# Task details
The entries below contain pictures. Retype everything except those pictures, exactly as given.

_____

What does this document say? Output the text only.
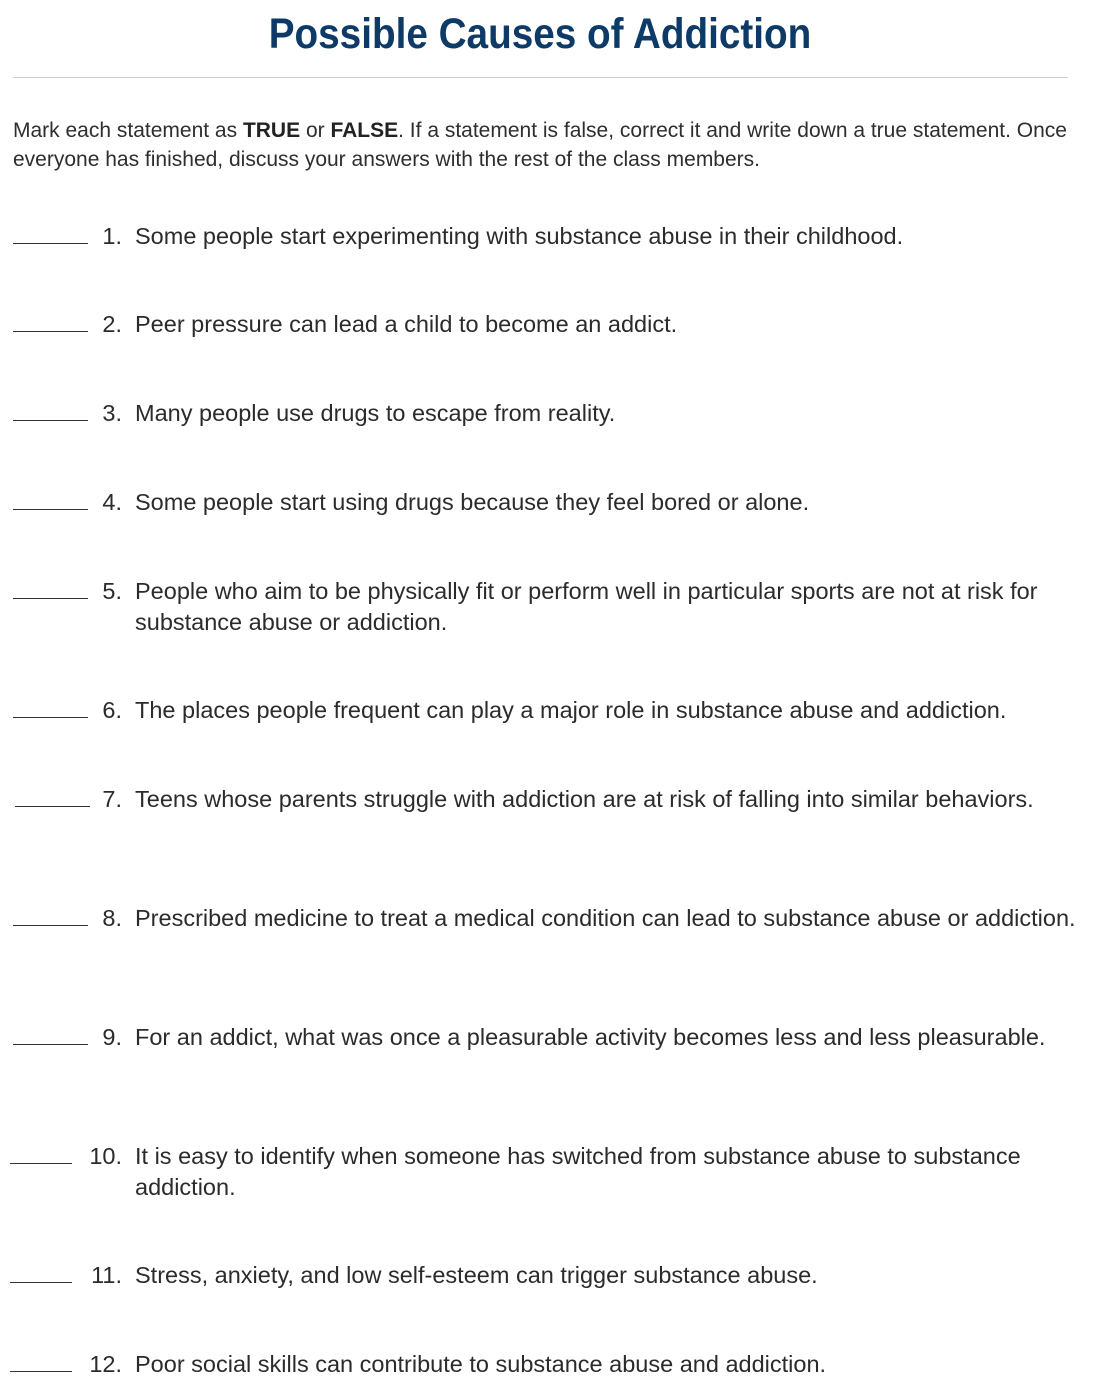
Possible Causes of Addiction

Mark each statement as TRUE or FALSE. If a statement is false, correct it and write down a true statement. Once everyone has finished, discuss your answers with the rest of the class members.

1. Some people start experimenting with substance abuse in their childhood.
2. Peer pressure can lead a child to become an addict.
3. Many people use drugs to escape from reality.
4. Some people start using drugs because they feel bored or alone.
5. People who aim to be physically fit or perform well in particular sports are not at risk for substance abuse or addiction.
6. The places people frequent can play a major role in substance abuse and addiction.
7. Teens whose parents struggle with addiction are at risk of falling into similar behaviors.
8. Prescribed medicine to treat a medical condition can lead to substance abuse or addiction.
9. For an addict, what was once a pleasurable activity becomes less and less pleasurable.
10. It is easy to identify when someone has switched from substance abuse to substance addiction.
11. Stress, anxiety, and low self-esteem can trigger substance abuse.
12. Poor social skills can contribute to substance abuse and addiction.
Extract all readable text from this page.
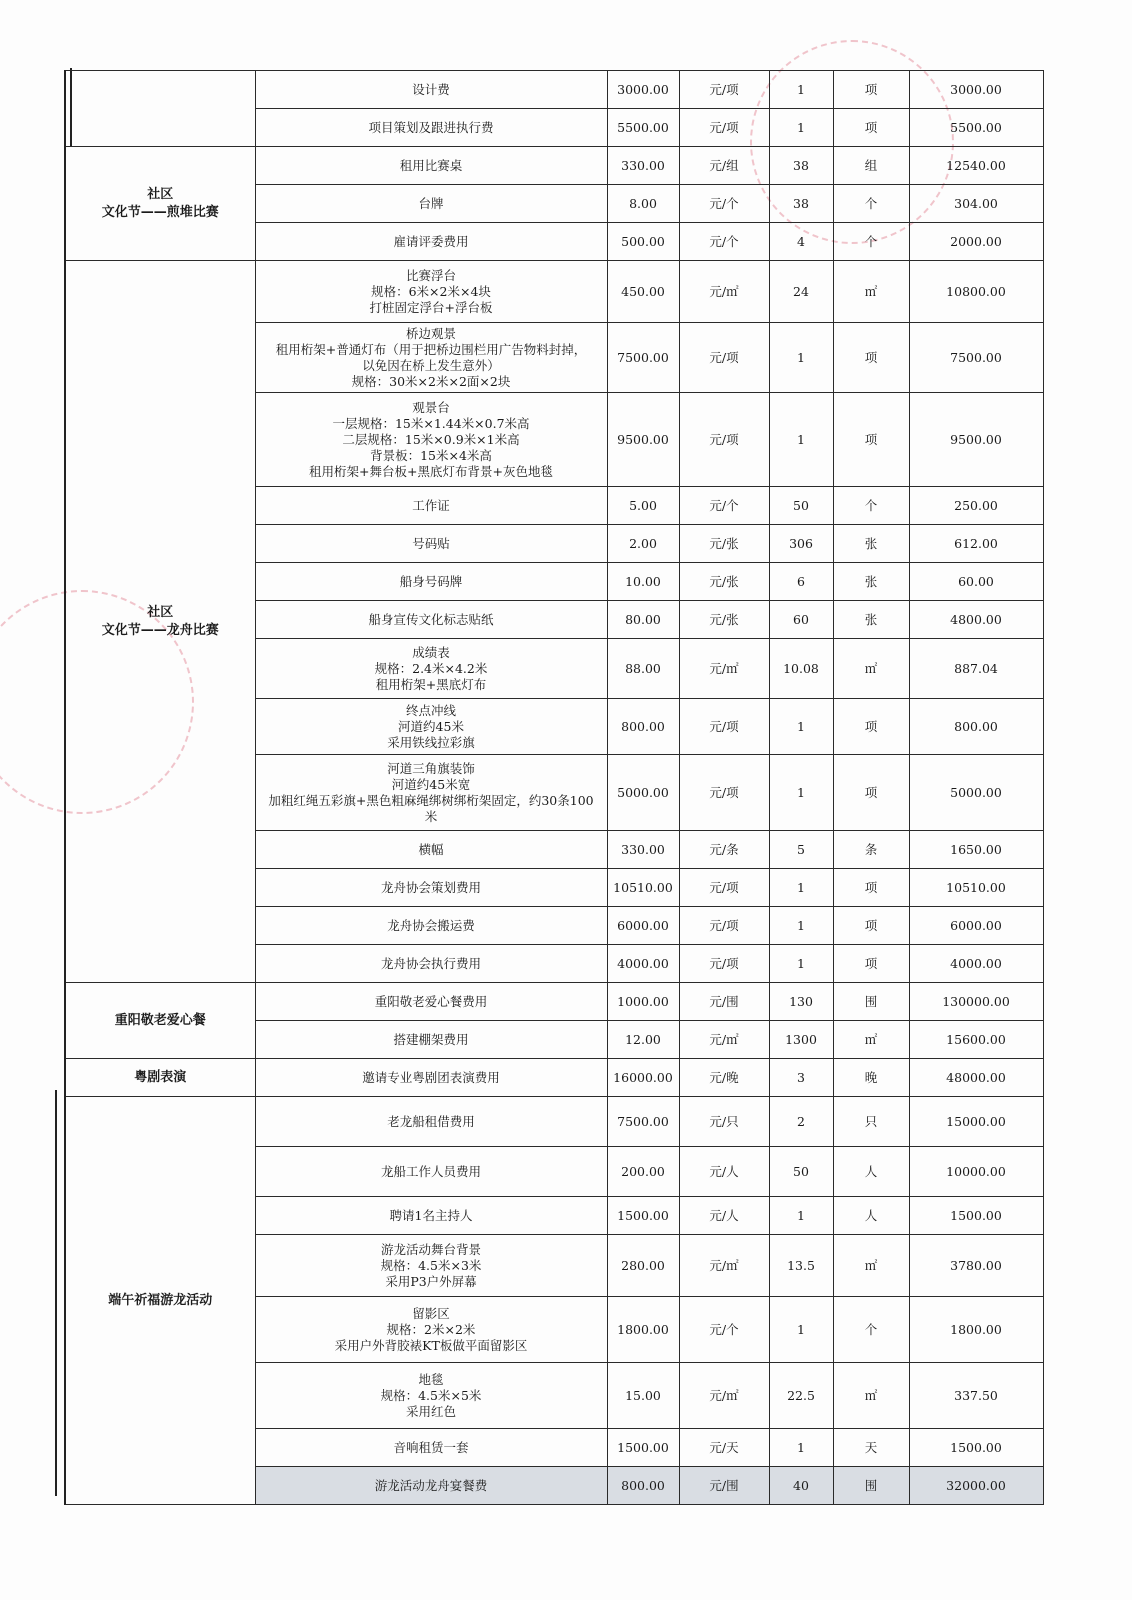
	设计费	3000.00	元/项	1	项	3000.00

	项目策划及跟进执行费	5500.00	元/项	1	项	5500.00

社区
文化节——煎堆比赛	租用比赛桌	330.00	元/组	38	组	12540.00

	台牌	8.00	元/个	38	个	304.00

	雇请评委费用	500.00	元/个	4	个	2000.00

社区
文化节——龙舟比赛	比赛浮台
规格：6米×2米×4块
打桩固定浮台+浮台板	450.00	元/㎡	24	㎡	10800.00

	桥边观景
租用桁架+普通灯布（用于把桥边围栏用广告物料封掉，
以免因在桥上发生意外）
规格：30米×2米×2面×2块	7500.00	元/项	1	项	7500.00

	观景台
一层规格：15米×1.44米×0.7米高
二层规格：15米×0.9米×1米高
背景板：15米×4米高
租用桁架+舞台板+黑底灯布背景+灰色地毯	9500.00	元/项	1	项	9500.00

	工作证	5.00	元/个	50	个	250.00

	号码贴	2.00	元/张	306	张	612.00

	船身号码牌	10.00	元/张	6	张	60.00

	船身宣传文化标志贴纸	80.00	元/张	60	张	4800.00

	成绩表
规格：2.4米×4.2米
租用桁架+黑底灯布	88.00	元/㎡	10.08	㎡	887.04

	终点冲线
河道约45米
采用铁线拉彩旗	800.00	元/项	1	项	800.00

	河道三角旗装饰
河道约45米宽
加粗红绳五彩旗+黑色粗麻绳绑树绑桁架固定，约30条100
米	5000.00	元/项	1	项	5000.00

	横幅	330.00	元/条	5	条	1650.00

	龙舟协会策划费用	10510.00	元/项	1	项	10510.00

	龙舟协会搬运费	6000.00	元/项	1	项	6000.00

	龙舟协会执行费用	4000.00	元/项	1	项	4000.00

重阳敬老爱心餐	重阳敬老爱心餐费用	1000.00	元/围	130	围	130000.00

	搭建棚架费用	12.00	元/㎡	1300	㎡	15600.00

粤剧表演	邀请专业粤剧团表演费用	16000.00	元/晚	3	晚	48000.00

端午祈福游龙活动	老龙船租借费用	7500.00	元/只	2	只	15000.00

	龙船工作人员费用	200.00	元/人	50	人	10000.00

	聘请1名主持人	1500.00	元/人	1	人	1500.00

	游龙活动舞台背景
规格：4.5米×3米
采用P3户外屏幕	280.00	元/㎡	13.5	㎡	3780.00

	留影区
规格：2米×2米
采用户外背胶裱KT板做平面留影区	1800.00	元/个	1	个	1800.00

	地毯
规格：4.5米×5米
采用红色	15.00	元/㎡	22.5	㎡	337.50

	音响租赁一套	1500.00	元/天	1	天	1500.00

	游龙活动龙舟宴餐费	800.00	元/围	40	围	32000.00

_____

# Final result
What does this document say? Output the text only.
Possible Causes of Addiction

Mark each statement as TRUE or FALSE. If a statement is false, correct it and write down a true statement. Once everyone has finished, discuss your answers with the rest of the class members.

1. Some people start experimenting with substance abuse in their childhood.
2. Peer pressure can lead a child to become an addict.
3. Many people use drugs to escape from reality.
4. Some people start using drugs because they feel bored or alone.
5. People who aim to be physically fit or perform well in particular sports are not at risk for substance abuse or addiction.
6. The places people frequent can play a major role in substance abuse and addiction.
7. Teens whose parents struggle with addiction are at risk of falling into similar behaviors.
8. Prescribed medicine to treat a medical condition can lead to substance abuse or addiction.
9. For an addict, what was once a pleasurable activity becomes less and less pleasurable.
10. It is easy to identify when someone has switched from substance abuse to substance addiction.
11. Stress, anxiety, and low self-esteem can trigger substance abuse.
12. Poor social skills can contribute to substance abuse and addiction.
Extract all readable text from this page.
	设计费	3000.00	元/项	1	项	3000.00

	项目策划及跟进执行费	5500.00	元/项	1	项	5500.00

社区
文化节——煎堆比赛	租用比赛桌	330.00	元/组	38	组	12540.00

	台牌	8.00	元/个	38	个	304.00

	雇请评委费用	500.00	元/个	4	个	2000.00

社区
文化节——龙舟比赛	比赛浮台
规格：6米×2米×4块
打桩固定浮台+浮台板	450.00	元/㎡	24	㎡	10800.00

	桥边观景
租用桁架+普通灯布（用于把桥边围栏用广告物料封掉，
以免因在桥上发生意外）
规格：30米×2米×2面×2块	7500.00	元/项	1	项	7500.00

	观景台
一层规格：15米×1.44米×0.7米高
二层规格：15米×0.9米×1米高
背景板：15米×4米高
租用桁架+舞台板+黑底灯布背景+灰色地毯	9500.00	元/项	1	项	9500.00

	工作证	5.00	元/个	50	个	250.00

	号码贴	2.00	元/张	306	张	612.00

	船身号码牌	10.00	元/张	6	张	60.00

	船身宣传文化标志贴纸	80.00	元/张	60	张	4800.00

	成绩表
规格：2.4米×4.2米
租用桁架+黑底灯布	88.00	元/㎡	10.08	㎡	887.04

	终点冲线
河道约45米
采用铁线拉彩旗	800.00	元/项	1	项	800.00

	河道三角旗装饰
河道约45米宽
加粗红绳五彩旗+黑色粗麻绳绑树绑桁架固定，约30条100
米	5000.00	元/项	1	项	5000.00

	横幅	330.00	元/条	5	条	1650.00

	龙舟协会策划费用	10510.00	元/项	1	项	10510.00

	龙舟协会搬运费	6000.00	元/项	1	项	6000.00

	龙舟协会执行费用	4000.00	元/项	1	项	4000.00

重阳敬老爱心餐	重阳敬老爱心餐费用	1000.00	元/围	130	围	130000.00

	搭建棚架费用	12.00	元/㎡	1300	㎡	15600.00

粤剧表演	邀请专业粤剧团表演费用	16000.00	元/晚	3	晚	48000.00

端午祈福游龙活动	老龙船租借费用	7500.00	元/只	2	只	15000.00

	龙船工作人员费用	200.00	元/人	50	人	10000.00

	聘请1名主持人	1500.00	元/人	1	人	1500.00

	游龙活动舞台背景
规格：4.5米×3米
采用P3户外屏幕	280.00	元/㎡	13.5	㎡	3780.00

	留影区
规格：2米×2米
采用户外背胶裱KT板做平面留影区	1800.00	元/个	1	个	1800.00

	地毯
规格：4.5米×5米
采用红色	15.00	元/㎡	22.5	㎡	337.50

	音响租赁一套	1500.00	元/天	1	天	1500.00

	游龙活动龙舟宴餐费	800.00	元/围	40	围	32000.00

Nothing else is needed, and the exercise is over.